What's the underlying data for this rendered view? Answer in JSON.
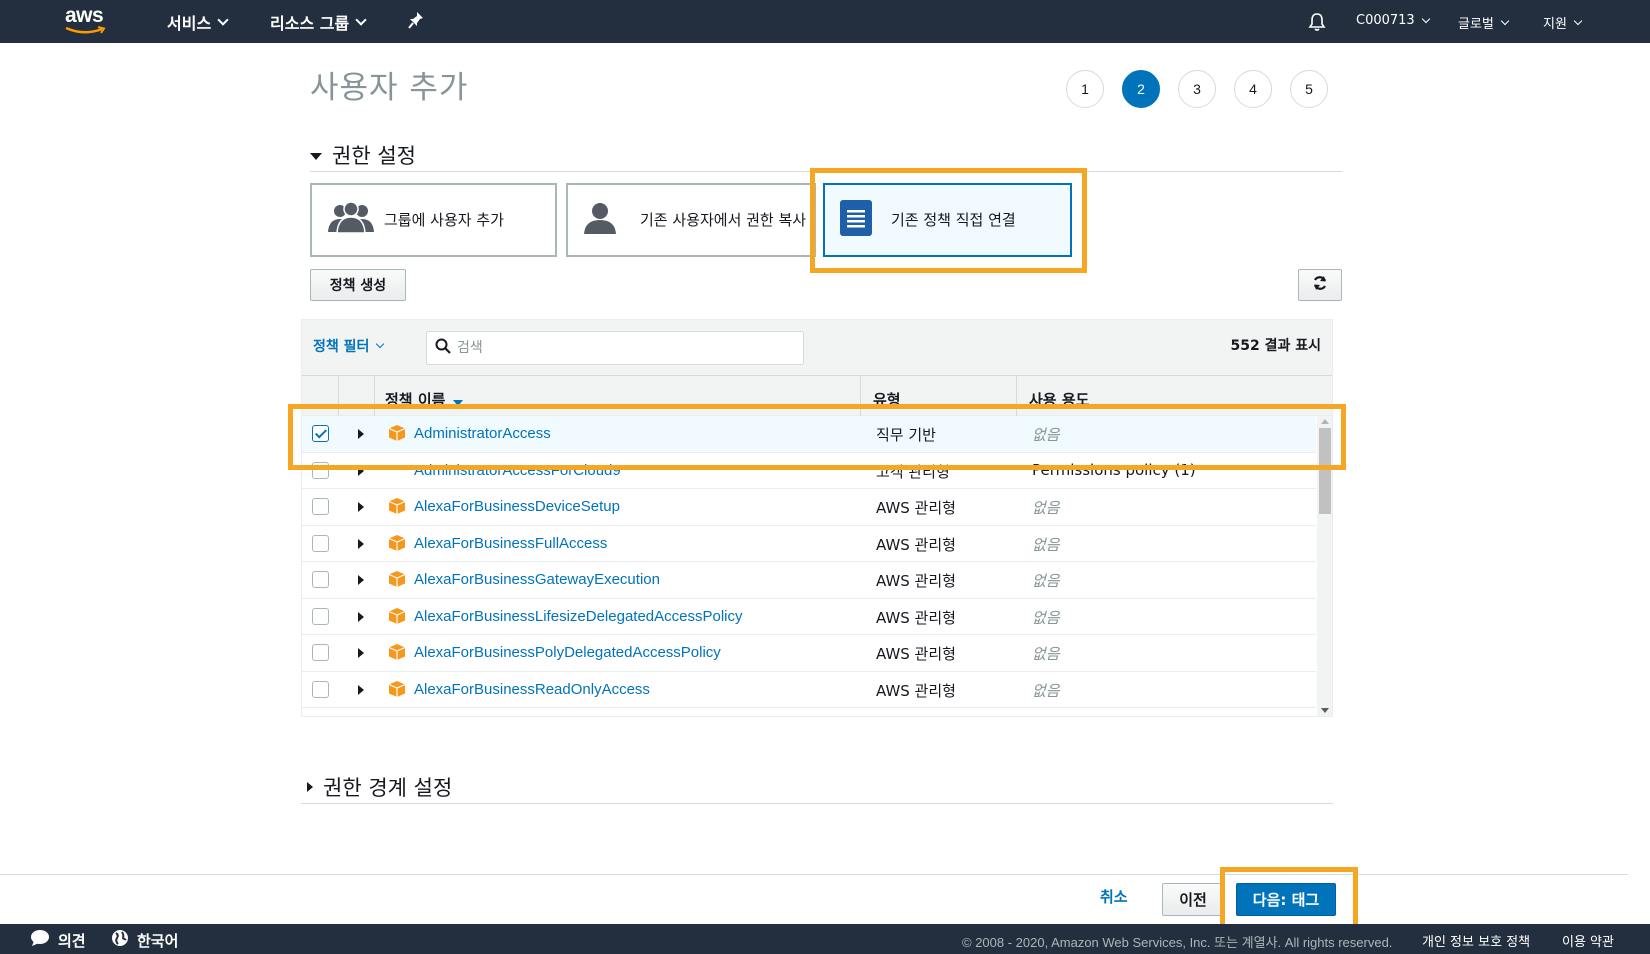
{
  "topnav": {
    "logo": "aws",
    "services": "서비스",
    "resource_groups": "리소스 그룹",
    "account": "C000713",
    "region": "글로벌",
    "support": "지원"
  },
  "page": {
    "title": "사용자 추가",
    "steps": [
      "1",
      "2",
      "3",
      "4",
      "5"
    ],
    "active_step": 2
  },
  "permissions": {
    "section_title": "권한 설정",
    "options": [
      {
        "label": "그룹에 사용자 추가",
        "icon": "users-group-icon"
      },
      {
        "label": "기존 사용자에서 권한 복사",
        "icon": "user-icon"
      },
      {
        "label": "기존 정책 직접 연결",
        "icon": "document-icon",
        "selected": true
      }
    ],
    "create_policy": "정책 생성"
  },
  "table": {
    "filter_label": "정책 필터",
    "search_placeholder": "검색",
    "result_count": "552 결과 표시",
    "columns": {
      "name": "정책 이름",
      "type": "유형",
      "used_as": "사용 용도"
    },
    "rows": [
      {
        "name": "AdministratorAccess",
        "type": "직무 기반",
        "used_as": "없음",
        "checked": true,
        "icon": true
      },
      {
        "name": "AdministratorAccessForCloud9",
        "type": "고객 관리형",
        "used_as": "Permissions policy (1)",
        "checked": false,
        "icon": false
      },
      {
        "name": "AlexaForBusinessDeviceSetup",
        "type": "AWS 관리형",
        "used_as": "없음",
        "checked": false,
        "icon": true
      },
      {
        "name": "AlexaForBusinessFullAccess",
        "type": "AWS 관리형",
        "used_as": "없음",
        "checked": false,
        "icon": true
      },
      {
        "name": "AlexaForBusinessGatewayExecution",
        "type": "AWS 관리형",
        "used_as": "없음",
        "checked": false,
        "icon": true
      },
      {
        "name": "AlexaForBusinessLifesizeDelegatedAccessPolicy",
        "type": "AWS 관리형",
        "used_as": "없음",
        "checked": false,
        "icon": true
      },
      {
        "name": "AlexaForBusinessPolyDelegatedAccessPolicy",
        "type": "AWS 관리형",
        "used_as": "없음",
        "checked": false,
        "icon": true
      },
      {
        "name": "AlexaForBusinessReadOnlyAccess",
        "type": "AWS 관리형",
        "used_as": "없음",
        "checked": false,
        "icon": true
      }
    ]
  },
  "boundary": {
    "section_title": "권한 경계 설정"
  },
  "actions": {
    "cancel": "취소",
    "previous": "이전",
    "next": "다음: 태그"
  },
  "footer": {
    "feedback": "의견",
    "language": "한국어",
    "copyright": "© 2008 - 2020, Amazon Web Services, Inc. 또는 계열사. All rights reserved.",
    "privacy": "개인 정보 보호 정책",
    "terms": "이용 약관"
  },
  "colors": {
    "nav_bg": "#232f3e",
    "link": "#0073bb",
    "highlight": "#f5a623",
    "policy_icon": "#f7981d"
  }
}
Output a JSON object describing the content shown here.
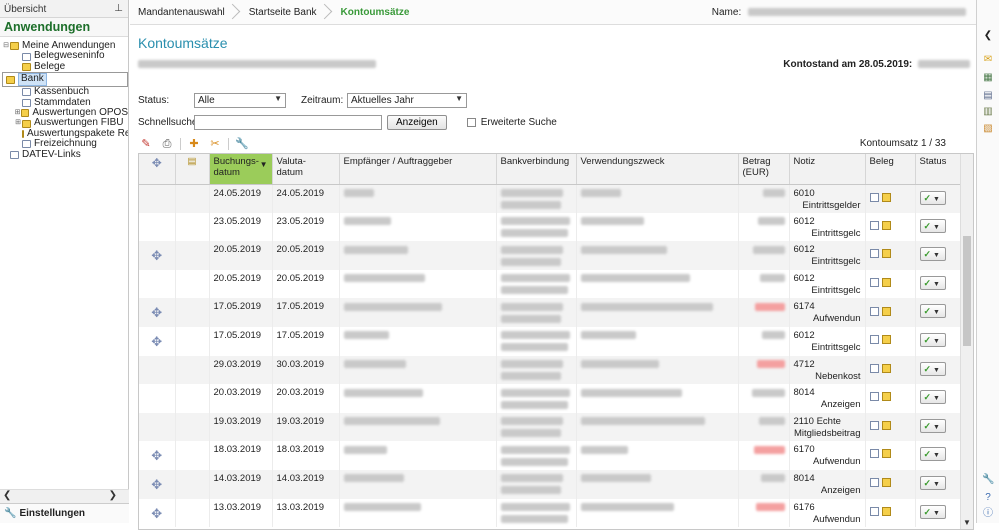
{
  "sidebar": {
    "header": "Übersicht",
    "title": "Anwendungen",
    "tree": [
      {
        "label": "Meine Anwendungen",
        "level": 1,
        "toggle": "⊟",
        "icon": "folder"
      },
      {
        "label": "Belegweseninfo",
        "level": 2,
        "icon": "doc"
      },
      {
        "label": "Belege",
        "level": 2,
        "icon": "folder"
      },
      {
        "label": "Bank",
        "level": 2,
        "icon": "folder",
        "selected": true
      },
      {
        "label": "Kassenbuch",
        "level": 2,
        "icon": "doc"
      },
      {
        "label": "Stammdaten",
        "level": 2,
        "icon": "doc"
      },
      {
        "label": "Auswertungen OPOS",
        "level": "2b",
        "toggle": "⊞",
        "icon": "folder"
      },
      {
        "label": "Auswertungen FIBU",
        "level": "2b",
        "toggle": "⊞",
        "icon": "folder"
      },
      {
        "label": "Auswertungspakete Rechnu",
        "level": 2,
        "icon": "folder"
      },
      {
        "label": "Freizeichnung",
        "level": 2,
        "icon": "doc"
      },
      {
        "label": "DATEV-Links",
        "level": 1,
        "toggle": "",
        "icon": "doc"
      }
    ],
    "footer": "Einstellungen"
  },
  "breadcrumb": {
    "items": [
      "Mandantenauswahl",
      "Startseite Bank",
      "Kontoumsätze"
    ]
  },
  "name_label": "Name:",
  "page": {
    "title": "Kontoumsätze",
    "kontostand_label": "Kontostand am 28.05.2019:"
  },
  "filters": {
    "status_label": "Status:",
    "status_value": "Alle",
    "zeitraum_label": "Zeitraum:",
    "zeitraum_value": "Aktuelles Jahr",
    "search_label": "Schnellsuche:",
    "search_button": "Anzeigen",
    "advanced_label": "Erweiterte Suche"
  },
  "toolbar": {
    "count": "Kontoumsatz 1 / 33"
  },
  "table": {
    "headers": [
      "",
      "",
      "Buchungs-\ndatum",
      "Valuta-\ndatum",
      "Empfänger / Auftraggeber",
      "Bankverbindung",
      "Verwendungszweck",
      "Betrag\n(EUR)",
      "Notiz",
      "Beleg",
      "Status"
    ],
    "rows": [
      {
        "split": false,
        "buchung": "24.05.2019",
        "valuta": "24.05.2019",
        "betrag_neg": false,
        "notiz1": "6010",
        "notiz2": "Eintrittsgelder"
      },
      {
        "split": false,
        "buchung": "23.05.2019",
        "valuta": "23.05.2019",
        "betrag_neg": false,
        "notiz1": "6012",
        "notiz2": "Eintrittsgelc"
      },
      {
        "split": true,
        "buchung": "20.05.2019",
        "valuta": "20.05.2019",
        "betrag_neg": false,
        "notiz1": "6012",
        "notiz2": "Eintrittsgelc"
      },
      {
        "split": false,
        "buchung": "20.05.2019",
        "valuta": "20.05.2019",
        "betrag_neg": false,
        "notiz1": "6012",
        "notiz2": "Eintrittsgelc"
      },
      {
        "split": true,
        "buchung": "17.05.2019",
        "valuta": "17.05.2019",
        "betrag_neg": true,
        "notiz1": "6174",
        "notiz2": "Aufwendun"
      },
      {
        "split": true,
        "buchung": "17.05.2019",
        "valuta": "17.05.2019",
        "betrag_neg": false,
        "notiz1": "6012",
        "notiz2": "Eintrittsgelc"
      },
      {
        "split": false,
        "buchung": "29.03.2019",
        "valuta": "30.03.2019",
        "betrag_neg": true,
        "notiz1": "4712",
        "notiz2": "Nebenkost"
      },
      {
        "split": false,
        "buchung": "20.03.2019",
        "valuta": "20.03.2019",
        "betrag_neg": false,
        "notiz1": "8014",
        "notiz2": "Anzeigen"
      },
      {
        "split": false,
        "buchung": "19.03.2019",
        "valuta": "19.03.2019",
        "betrag_neg": false,
        "notiz1": "2110 Echte",
        "notiz2": "Mitgliedsbeitrag"
      },
      {
        "split": true,
        "buchung": "18.03.2019",
        "valuta": "18.03.2019",
        "betrag_neg": true,
        "notiz1": "6170",
        "notiz2": "Aufwendun"
      },
      {
        "split": true,
        "buchung": "14.03.2019",
        "valuta": "14.03.2019",
        "betrag_neg": false,
        "notiz1": "8014",
        "notiz2": "Anzeigen"
      },
      {
        "split": true,
        "buchung": "13.03.2019",
        "valuta": "13.03.2019",
        "betrag_neg": true,
        "notiz1": "6176",
        "notiz2": "Aufwendun"
      }
    ]
  },
  "colors": {
    "accent_green": "#3a9a3a",
    "title_blue": "#2a8fae",
    "sorted_header": "#9bcc5a",
    "negative_red": "#e05a5a"
  }
}
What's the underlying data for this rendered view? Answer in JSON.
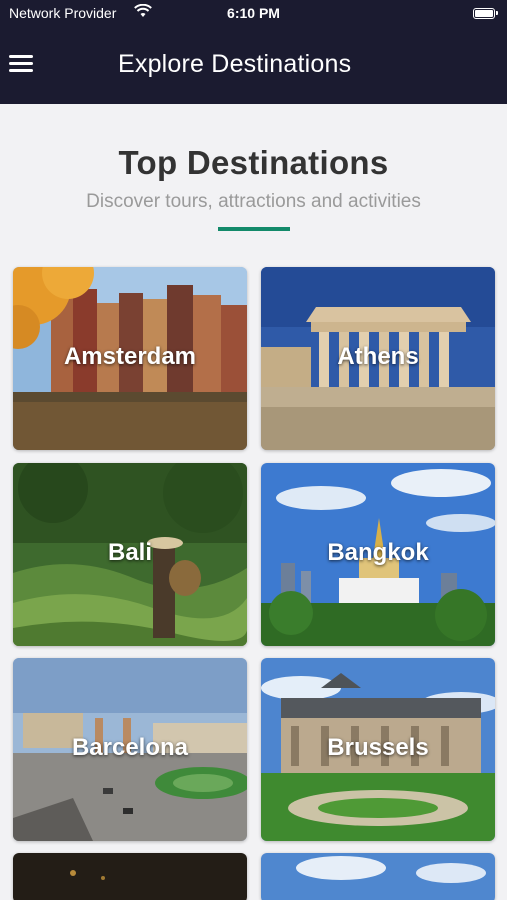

TASK OBJECTIVE>
Quote in full the listing given above; the images are to be left out.

SOLUTION TO THIS TASK>
What's the underlying data for this rendered view? Answer in JSON.
{
  "topnav": {
    "logo": "aws",
    "services": "서비스",
    "resource_groups": "리소스 그룹",
    "account": "C000713",
    "region": "글로벌",
    "support": "지원"
  },
  "page": {
    "title": "사용자 추가",
    "steps": [
      "1",
      "2",
      "3",
      "4",
      "5"
    ],
    "active_step": 2
  },
  "permissions": {
    "section_title": "권한 설정",
    "options": [
      {
        "label": "그룹에 사용자 추가",
        "icon": "users-group-icon"
      },
      {
        "label": "기존 사용자에서 권한 복사",
        "icon": "user-icon"
      },
      {
        "label": "기존 정책 직접 연결",
        "icon": "document-icon",
        "selected": true
      }
    ],
    "create_policy": "정책 생성"
  },
  "table": {
    "filter_label": "정책 필터",
    "search_placeholder": "검색",
    "result_count": "552 결과 표시",
    "columns": {
      "name": "정책 이름",
      "type": "유형",
      "used_as": "사용 용도"
    },
    "rows": [
      {
        "name": "AdministratorAccess",
        "type": "직무 기반",
        "used_as": "없음",
        "checked": true,
        "icon": true
      },
      {
        "name": "AdministratorAccessForCloud9",
        "type": "고객 관리형",
        "used_as": "Permissions policy (1)",
        "checked": false,
        "icon": false
      },
      {
        "name": "AlexaForBusinessDeviceSetup",
        "type": "AWS 관리형",
        "used_as": "없음",
        "checked": false,
        "icon": true
      },
      {
        "name": "AlexaForBusinessFullAccess",
        "type": "AWS 관리형",
        "used_as": "없음",
        "checked": false,
        "icon": true
      },
      {
        "name": "AlexaForBusinessGatewayExecution",
        "type": "AWS 관리형",
        "used_as": "없음",
        "checked": false,
        "icon": true
      },
      {
        "name": "AlexaForBusinessLifesizeDelegatedAccessPolicy",
        "type": "AWS 관리형",
        "used_as": "없음",
        "checked": false,
        "icon": true
      },
      {
        "name": "AlexaForBusinessPolyDelegatedAccessPolicy",
        "type": "AWS 관리형",
        "used_as": "없음",
        "checked": false,
        "icon": true
      },
      {
        "name": "AlexaForBusinessReadOnlyAccess",
        "type": "AWS 관리형",
        "used_as": "없음",
        "checked": false,
        "icon": true
      }
    ]
  },
  "boundary": {
    "section_title": "권한 경계 설정"
  },
  "actions": {
    "cancel": "취소",
    "previous": "이전",
    "next": "다음: 태그"
  },
  "footer": {
    "feedback": "의견",
    "language": "한국어",
    "copyright": "© 2008 - 2020, Amazon Web Services, Inc. 또는 계열사. All rights reserved.",
    "privacy": "개인 정보 보호 정책",
    "terms": "이용 약관"
  },
  "colors": {
    "nav_bg": "#232f3e",
    "link": "#0073bb",
    "highlight": "#f5a623",
    "policy_icon": "#f7981d"
  }
}
Output a JSON object describing the content shown here.
{
  "sidebar": {
    "header": "Übersicht",
    "title": "Anwendungen",
    "tree": [
      {
        "label": "Meine Anwendungen",
        "level": 1,
        "toggle": "⊟",
        "icon": "folder"
      },
      {
        "label": "Belegweseninfo",
        "level": 2,
        "icon": "doc"
      },
      {
        "label": "Belege",
        "level": 2,
        "icon": "folder"
      },
      {
        "label": "Bank",
        "level": 2,
        "icon": "folder",
        "selected": true
      },
      {
        "label": "Kassenbuch",
        "level": 2,
        "icon": "doc"
      },
      {
        "label": "Stammdaten",
        "level": 2,
        "icon": "doc"
      },
      {
        "label": "Auswertungen OPOS",
        "level": "2b",
        "toggle": "⊞",
        "icon": "folder"
      },
      {
        "label": "Auswertungen FIBU",
        "level": "2b",
        "toggle": "⊞",
        "icon": "folder"
      },
      {
        "label": "Auswertungspakete Rechnu",
        "level": 2,
        "icon": "folder"
      },
      {
        "label": "Freizeichnung",
        "level": 2,
        "icon": "doc"
      },
      {
        "label": "DATEV-Links",
        "level": 1,
        "toggle": "",
        "icon": "doc"
      }
    ],
    "footer": "Einstellungen"
  },
  "breadcrumb": {
    "items": [
      "Mandantenauswahl",
      "Startseite Bank",
      "Kontoumsätze"
    ]
  },
  "name_label": "Name:",
  "page": {
    "title": "Kontoumsätze",
    "kontostand_label": "Kontostand am 28.05.2019:"
  },
  "filters": {
    "status_label": "Status:",
    "status_value": "Alle",
    "zeitraum_label": "Zeitraum:",
    "zeitraum_value": "Aktuelles Jahr",
    "search_label": "Schnellsuche:",
    "search_button": "Anzeigen",
    "advanced_label": "Erweiterte Suche"
  },
  "toolbar": {
    "count": "Kontoumsatz 1 / 33"
  },
  "table": {
    "headers": [
      "",
      "",
      "Buchungs-\ndatum",
      "Valuta-\ndatum",
      "Empfänger / Auftraggeber",
      "Bankverbindung",
      "Verwendungszweck",
      "Betrag\n(EUR)",
      "Notiz",
      "Beleg",
      "Status"
    ],
    "rows": [
      {
        "split": false,
        "buchung": "24.05.2019",
        "valuta": "24.05.2019",
        "betrag_neg": false,
        "notiz1": "6010",
        "notiz2": "Eintrittsgelder"
      },
      {
        "split": false,
        "buchung": "23.05.2019",
        "valuta": "23.05.2019",
        "betrag_neg": false,
        "notiz1": "6012",
        "notiz2": "Eintrittsgelc"
      },
      {
        "split": true,
        "buchung": "20.05.2019",
        "valuta": "20.05.2019",
        "betrag_neg": false,
        "notiz1": "6012",
        "notiz2": "Eintrittsgelc"
      },
      {
        "split": false,
        "buchung": "20.05.2019",
        "valuta": "20.05.2019",
        "betrag_neg": false,
        "notiz1": "6012",
        "notiz2": "Eintrittsgelc"
      },
      {
        "split": true,
        "buchung": "17.05.2019",
        "valuta": "17.05.2019",
        "betrag_neg": true,
        "notiz1": "6174",
        "notiz2": "Aufwendun"
      },
      {
        "split": true,
        "buchung": "17.05.2019",
        "valuta": "17.05.2019",
        "betrag_neg": false,
        "notiz1": "6012",
        "notiz2": "Eintrittsgelc"
      },
      {
        "split": false,
        "buchung": "29.03.2019",
        "valuta": "30.03.2019",
        "betrag_neg": true,
        "notiz1": "4712",
        "notiz2": "Nebenkost"
      },
      {
        "split": false,
        "buchung": "20.03.2019",
        "valuta": "20.03.2019",
        "betrag_neg": false,
        "notiz1": "8014",
        "notiz2": "Anzeigen"
      },
      {
        "split": false,
        "buchung": "19.03.2019",
        "valuta": "19.03.2019",
        "betrag_neg": false,
        "notiz1": "2110 Echte",
        "notiz2": "Mitgliedsbeitrag"
      },
      {
        "split": true,
        "buchung": "18.03.2019",
        "valuta": "18.03.2019",
        "betrag_neg": true,
        "notiz1": "6170",
        "notiz2": "Aufwendun"
      },
      {
        "split": true,
        "buchung": "14.03.2019",
        "valuta": "14.03.2019",
        "betrag_neg": false,
        "notiz1": "8014",
        "notiz2": "Anzeigen"
      },
      {
        "split": true,
        "buchung": "13.03.2019",
        "valuta": "13.03.2019",
        "betrag_neg": true,
        "notiz1": "6176",
        "notiz2": "Aufwendun"
      }
    ]
  },
  "colors": {
    "accent_green": "#3a9a3a",
    "title_blue": "#2a8fae",
    "sorted_header": "#9bcc5a",
    "negative_red": "#e05a5a"
  }
}
What's the underlying data for this rendered view? Answer in JSON.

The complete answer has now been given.